** start MATERIAL FOR THIS EXERCISE **

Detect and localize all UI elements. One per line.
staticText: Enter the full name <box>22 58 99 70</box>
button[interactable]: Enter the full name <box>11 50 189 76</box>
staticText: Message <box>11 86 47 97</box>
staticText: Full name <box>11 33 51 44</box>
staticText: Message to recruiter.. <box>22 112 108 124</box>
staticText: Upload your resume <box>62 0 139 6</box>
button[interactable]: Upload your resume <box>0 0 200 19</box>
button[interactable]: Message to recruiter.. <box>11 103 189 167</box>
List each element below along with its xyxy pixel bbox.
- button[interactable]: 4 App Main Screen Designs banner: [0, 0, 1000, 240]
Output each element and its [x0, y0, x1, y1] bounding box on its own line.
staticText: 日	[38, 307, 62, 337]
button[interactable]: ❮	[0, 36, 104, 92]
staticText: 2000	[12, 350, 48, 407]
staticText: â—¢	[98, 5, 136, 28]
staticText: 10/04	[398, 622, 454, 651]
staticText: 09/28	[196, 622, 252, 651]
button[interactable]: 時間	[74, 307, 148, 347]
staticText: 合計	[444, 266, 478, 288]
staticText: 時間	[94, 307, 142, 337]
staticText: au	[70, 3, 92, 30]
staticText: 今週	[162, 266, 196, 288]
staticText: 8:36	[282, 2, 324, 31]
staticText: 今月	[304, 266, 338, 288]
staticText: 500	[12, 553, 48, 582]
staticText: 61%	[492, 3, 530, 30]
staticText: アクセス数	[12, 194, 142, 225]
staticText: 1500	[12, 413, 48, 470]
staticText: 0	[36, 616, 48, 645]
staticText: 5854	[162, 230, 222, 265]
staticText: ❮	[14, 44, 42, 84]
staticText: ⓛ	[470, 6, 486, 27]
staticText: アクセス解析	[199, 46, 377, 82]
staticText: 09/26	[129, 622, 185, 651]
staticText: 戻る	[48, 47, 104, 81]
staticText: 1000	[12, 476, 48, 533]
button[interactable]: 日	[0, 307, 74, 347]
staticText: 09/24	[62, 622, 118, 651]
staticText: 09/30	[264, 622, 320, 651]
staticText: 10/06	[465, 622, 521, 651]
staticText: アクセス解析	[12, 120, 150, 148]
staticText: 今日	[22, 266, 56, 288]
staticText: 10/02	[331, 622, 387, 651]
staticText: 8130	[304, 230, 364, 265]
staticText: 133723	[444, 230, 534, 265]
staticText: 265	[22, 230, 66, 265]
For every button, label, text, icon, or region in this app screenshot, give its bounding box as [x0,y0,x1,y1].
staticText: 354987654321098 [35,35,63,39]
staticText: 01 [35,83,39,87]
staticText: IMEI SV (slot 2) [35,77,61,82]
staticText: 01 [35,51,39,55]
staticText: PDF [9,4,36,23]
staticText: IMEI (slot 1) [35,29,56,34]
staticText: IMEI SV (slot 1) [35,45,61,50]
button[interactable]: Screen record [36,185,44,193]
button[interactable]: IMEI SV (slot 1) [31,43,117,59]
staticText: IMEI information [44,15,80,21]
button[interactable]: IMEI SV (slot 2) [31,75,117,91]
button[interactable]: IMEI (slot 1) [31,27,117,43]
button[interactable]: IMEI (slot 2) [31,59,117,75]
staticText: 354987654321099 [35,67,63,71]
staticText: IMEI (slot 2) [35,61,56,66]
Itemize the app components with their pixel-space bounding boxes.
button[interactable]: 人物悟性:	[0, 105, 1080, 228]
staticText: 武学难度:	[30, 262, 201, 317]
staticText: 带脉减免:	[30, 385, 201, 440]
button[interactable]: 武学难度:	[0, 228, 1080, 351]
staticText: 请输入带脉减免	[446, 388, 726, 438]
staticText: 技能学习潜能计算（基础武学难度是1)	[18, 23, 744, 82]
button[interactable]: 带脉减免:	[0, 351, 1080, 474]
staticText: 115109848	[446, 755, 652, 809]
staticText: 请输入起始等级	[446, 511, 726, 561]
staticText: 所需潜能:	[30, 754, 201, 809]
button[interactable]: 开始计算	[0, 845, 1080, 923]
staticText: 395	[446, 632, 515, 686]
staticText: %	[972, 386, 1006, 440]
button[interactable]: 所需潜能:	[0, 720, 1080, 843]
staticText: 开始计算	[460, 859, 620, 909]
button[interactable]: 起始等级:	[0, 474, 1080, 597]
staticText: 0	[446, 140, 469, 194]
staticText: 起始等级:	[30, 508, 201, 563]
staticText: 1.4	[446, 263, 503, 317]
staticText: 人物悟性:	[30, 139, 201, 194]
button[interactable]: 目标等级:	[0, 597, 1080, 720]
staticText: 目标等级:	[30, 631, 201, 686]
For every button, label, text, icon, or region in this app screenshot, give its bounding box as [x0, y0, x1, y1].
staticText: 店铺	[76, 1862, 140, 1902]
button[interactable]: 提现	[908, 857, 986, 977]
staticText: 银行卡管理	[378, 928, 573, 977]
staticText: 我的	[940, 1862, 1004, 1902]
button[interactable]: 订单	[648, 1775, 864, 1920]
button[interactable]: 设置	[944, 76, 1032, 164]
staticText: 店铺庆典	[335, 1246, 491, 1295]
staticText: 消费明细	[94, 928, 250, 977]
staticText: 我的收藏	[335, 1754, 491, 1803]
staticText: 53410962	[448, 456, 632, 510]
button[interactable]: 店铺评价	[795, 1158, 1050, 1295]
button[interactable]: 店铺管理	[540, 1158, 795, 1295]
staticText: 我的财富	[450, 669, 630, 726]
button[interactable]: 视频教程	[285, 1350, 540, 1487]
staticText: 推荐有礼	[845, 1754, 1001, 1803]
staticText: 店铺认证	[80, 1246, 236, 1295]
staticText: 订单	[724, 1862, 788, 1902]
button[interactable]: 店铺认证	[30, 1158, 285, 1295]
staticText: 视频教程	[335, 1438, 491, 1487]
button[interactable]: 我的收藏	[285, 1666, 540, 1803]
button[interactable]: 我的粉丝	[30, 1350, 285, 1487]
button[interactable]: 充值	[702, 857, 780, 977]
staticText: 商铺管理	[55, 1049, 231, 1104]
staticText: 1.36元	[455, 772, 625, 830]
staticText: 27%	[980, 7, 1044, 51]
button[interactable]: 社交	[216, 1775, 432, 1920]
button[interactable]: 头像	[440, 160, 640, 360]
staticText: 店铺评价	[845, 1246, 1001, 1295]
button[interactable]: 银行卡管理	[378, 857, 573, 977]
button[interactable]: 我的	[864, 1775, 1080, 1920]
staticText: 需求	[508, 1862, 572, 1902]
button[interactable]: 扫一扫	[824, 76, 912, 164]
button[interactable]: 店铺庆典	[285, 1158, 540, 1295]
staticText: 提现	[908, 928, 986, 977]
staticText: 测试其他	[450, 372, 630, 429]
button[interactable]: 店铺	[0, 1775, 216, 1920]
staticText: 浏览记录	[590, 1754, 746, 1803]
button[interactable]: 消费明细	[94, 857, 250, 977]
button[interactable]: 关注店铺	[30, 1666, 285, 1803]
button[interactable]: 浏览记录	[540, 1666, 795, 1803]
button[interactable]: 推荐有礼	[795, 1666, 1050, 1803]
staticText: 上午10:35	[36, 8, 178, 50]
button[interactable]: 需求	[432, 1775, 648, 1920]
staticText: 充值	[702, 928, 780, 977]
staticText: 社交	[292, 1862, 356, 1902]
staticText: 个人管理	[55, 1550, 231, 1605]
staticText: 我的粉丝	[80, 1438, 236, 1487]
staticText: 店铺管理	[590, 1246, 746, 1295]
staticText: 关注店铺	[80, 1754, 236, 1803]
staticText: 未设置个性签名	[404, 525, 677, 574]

** end MATERIAL FOR THIS EXERCISE **

• **BRIEF**
Copy every line of the records above word for word, keeping the original order.

• **WORKED SOLUTION**
Detect and localize all UI elements. One per line.
staticText: Enter the full name <box>22 58 99 70</box>
button[interactable]: Enter the full name <box>11 50 189 76</box>
staticText: Message <box>11 86 47 97</box>
staticText: Full name <box>11 33 51 44</box>
staticText: Message to recruiter.. <box>22 112 108 124</box>
staticText: Upload your resume <box>62 0 139 6</box>
button[interactable]: Upload your resume <box>0 0 200 19</box>
button[interactable]: Message to recruiter.. <box>11 103 189 167</box>
List each element below along with its xyxy pixel bbox.
- button[interactable]: 4 App Main Screen Designs banner: [0, 0, 1000, 240]
Output each element and its [x0, y0, x1, y1] bounding box on its own line.
staticText: 日	[38, 307, 62, 337]
button[interactable]: ❮	[0, 36, 104, 92]
staticText: 2000	[12, 350, 48, 407]
staticText: â—¢	[98, 5, 136, 28]
staticText: 10/04	[398, 622, 454, 651]
staticText: 09/28	[196, 622, 252, 651]
button[interactable]: 時間	[74, 307, 148, 347]
staticText: 合計	[444, 266, 478, 288]
staticText: 時間	[94, 307, 142, 337]
staticText: au	[70, 3, 92, 30]
staticText: 今週	[162, 266, 196, 288]
staticText: 8:36	[282, 2, 324, 31]
staticText: 今月	[304, 266, 338, 288]
staticText: 500	[12, 553, 48, 582]
staticText: 61%	[492, 3, 530, 30]
staticText: アクセス数	[12, 194, 142, 225]
staticText: 1500	[12, 413, 48, 470]
staticText: 0	[36, 616, 48, 645]
staticText: 5854	[162, 230, 222, 265]
staticText: ❮	[14, 44, 42, 84]
staticText: ⓛ	[470, 6, 486, 27]
staticText: アクセス解析	[199, 46, 377, 82]
staticText: 09/26	[129, 622, 185, 651]
staticText: 戻る	[48, 47, 104, 81]
staticText: 1000	[12, 476, 48, 533]
button[interactable]: 日	[0, 307, 74, 347]
staticText: 09/24	[62, 622, 118, 651]
staticText: 09/30	[264, 622, 320, 651]
staticText: 10/06	[465, 622, 521, 651]
staticText: アクセス解析	[12, 120, 150, 148]
staticText: 今日	[22, 266, 56, 288]
staticText: 10/02	[331, 622, 387, 651]
staticText: 8130	[304, 230, 364, 265]
staticText: 133723	[444, 230, 534, 265]
staticText: 265	[22, 230, 66, 265]
For every button, label, text, icon, or region in this app screenshot, give its bounding box as [x0,y0,x1,y1].
staticText: 354987654321098 [35,35,63,39]
staticText: 01 [35,83,39,87]
staticText: IMEI SV (slot 2) [35,77,61,82]
staticText: 01 [35,51,39,55]
staticText: PDF [9,4,36,23]
staticText: IMEI (slot 1) [35,29,56,34]
staticText: IMEI SV (slot 1) [35,45,61,50]
button[interactable]: Screen record [36,185,44,193]
button[interactable]: IMEI SV (slot 1) [31,43,117,59]
staticText: IMEI information [44,15,80,21]
button[interactable]: IMEI SV (slot 2) [31,75,117,91]
button[interactable]: IMEI (slot 1) [31,27,117,43]
button[interactable]: IMEI (slot 2) [31,59,117,75]
staticText: 354987654321099 [35,67,63,71]
staticText: IMEI (slot 2) [35,61,56,66]
Itemize the app components with their pixel-space bounding boxes.
button[interactable]: 人物悟性:	[0, 105, 1080, 228]
staticText: 武学难度:	[30, 262, 201, 317]
staticText: 带脉减免:	[30, 385, 201, 440]
button[interactable]: 武学难度:	[0, 228, 1080, 351]
staticText: 请输入带脉减免	[446, 388, 726, 438]
staticText: 技能学习潜能计算（基础武学难度是1)	[18, 23, 744, 82]
button[interactable]: 带脉减免:	[0, 351, 1080, 474]
staticText: 115109848	[446, 755, 652, 809]
staticText: 请输入起始等级	[446, 511, 726, 561]
staticText: 所需潜能:	[30, 754, 201, 809]
button[interactable]: 开始计算	[0, 845, 1080, 923]
staticText: 395	[446, 632, 515, 686]
staticText: %	[972, 386, 1006, 440]
button[interactable]: 所需潜能:	[0, 720, 1080, 843]
staticText: 开始计算	[460, 859, 620, 909]
button[interactable]: 起始等级:	[0, 474, 1080, 597]
staticText: 0	[446, 140, 469, 194]
staticText: 起始等级:	[30, 508, 201, 563]
staticText: 1.4	[446, 263, 503, 317]
staticText: 人物悟性:	[30, 139, 201, 194]
button[interactable]: 目标等级:	[0, 597, 1080, 720]
staticText: 目标等级:	[30, 631, 201, 686]
For every button, label, text, icon, or region in this app screenshot, give its bounding box as [x0, y0, x1, y1].
staticText: 店铺	[76, 1862, 140, 1902]
button[interactable]: 提现	[908, 857, 986, 977]
staticText: 银行卡管理	[378, 928, 573, 977]
staticText: 我的	[940, 1862, 1004, 1902]
button[interactable]: 订单	[648, 1775, 864, 1920]
button[interactable]: 设置	[944, 76, 1032, 164]
staticText: 店铺庆典	[335, 1246, 491, 1295]
staticText: 消费明细	[94, 928, 250, 977]
staticText: 我的收藏	[335, 1754, 491, 1803]
staticText: 53410962	[448, 456, 632, 510]
button[interactable]: 店铺评价	[795, 1158, 1050, 1295]
button[interactable]: 店铺管理	[540, 1158, 795, 1295]
staticText: 我的财富	[450, 669, 630, 726]
button[interactable]: 视频教程	[285, 1350, 540, 1487]
staticText: 推荐有礼	[845, 1754, 1001, 1803]
staticText: 店铺认证	[80, 1246, 236, 1295]
staticText: 订单	[724, 1862, 788, 1902]
button[interactable]: 店铺认证	[30, 1158, 285, 1295]
staticText: 视频教程	[335, 1438, 491, 1487]
button[interactable]: 我的收藏	[285, 1666, 540, 1803]
button[interactable]: 我的粉丝	[30, 1350, 285, 1487]
button[interactable]: 充值	[702, 857, 780, 977]
staticText: 商铺管理	[55, 1049, 231, 1104]
staticText: 1.36元	[455, 772, 625, 830]
staticText: 27%	[980, 7, 1044, 51]
button[interactable]: 社交	[216, 1775, 432, 1920]
button[interactable]: 头像	[440, 160, 640, 360]
staticText: 店铺评价	[845, 1246, 1001, 1295]
button[interactable]: 银行卡管理	[378, 857, 573, 977]
button[interactable]: 我的	[864, 1775, 1080, 1920]
staticText: 需求	[508, 1862, 572, 1902]
button[interactable]: 扫一扫	[824, 76, 912, 164]
button[interactable]: 店铺庆典	[285, 1158, 540, 1295]
staticText: 提现	[908, 928, 986, 977]
staticText: 测试其他	[450, 372, 630, 429]
button[interactable]: 店铺	[0, 1775, 216, 1920]
staticText: 浏览记录	[590, 1754, 746, 1803]
button[interactable]: 消费明细	[94, 857, 250, 977]
button[interactable]: 关注店铺	[30, 1666, 285, 1803]
button[interactable]: 浏览记录	[540, 1666, 795, 1803]
button[interactable]: 推荐有礼	[795, 1666, 1050, 1803]
staticText: 上午10:35	[36, 8, 178, 50]
button[interactable]: 需求	[432, 1775, 648, 1920]
staticText: 充值	[702, 928, 780, 977]
staticText: 社交	[292, 1862, 356, 1902]
staticText: 个人管理	[55, 1550, 231, 1605]
staticText: 我的粉丝	[80, 1438, 236, 1487]
staticText: 店铺管理	[590, 1246, 746, 1295]
staticText: 关注店铺	[80, 1754, 236, 1803]
staticText: 未设置个性签名	[404, 525, 677, 574]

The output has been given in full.